# YOUR GOAL
What is the number of lines that include the word "Durham"? Provide only that figure.

# PROVIDED RECORDS

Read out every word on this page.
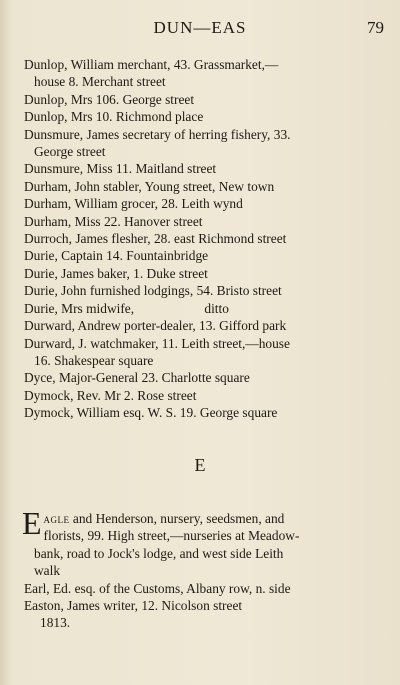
DUN—EAS	79
Dunlop, William merchant, 43. Grassmarket,—
house 8. Merchant street
Dunlop, Mrs 106. George street
Dunlop, Mrs 10. Richmond place
Dunsmure, James secretary of herring fishery, 33.
George street
Dunsmure, Miss 11. Maitland street
Durham, John stabler, Young street, New town
Durham, William grocer, 28. Leith wynd
Durham, Miss 22. Hanover street
Durroch, James flesher, 28. east Richmond street
Durie, Captain 14. Fountainbridge
Durie, James baker, 1. Duke street
Durie, John furnished lodgings, 54. Bristo street
Durie, Mrs midwife,                     ditto
Durward, Andrew porter-dealer, 13. Gifford park
Durward, J. watchmaker, 11. Leith street,—house
16. Shakespear square
Dyce, Major-General 23. Charlotte square
Dymock, Rev. Mr 2. Rose street
Dymock, William esq. W. S. 19. George square
E
Eagle and Henderson, nursery, seedsmen, and
florists, 99. High street,—nurseries at Meadow-
bank, road to Jock's lodge, and west side Leith
walk
Earl, Ed. esq. of the Customs, Albany row, n. side
Easton, James writer, 12. Nicolson street
1813.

# THE COMPLETED TASK
3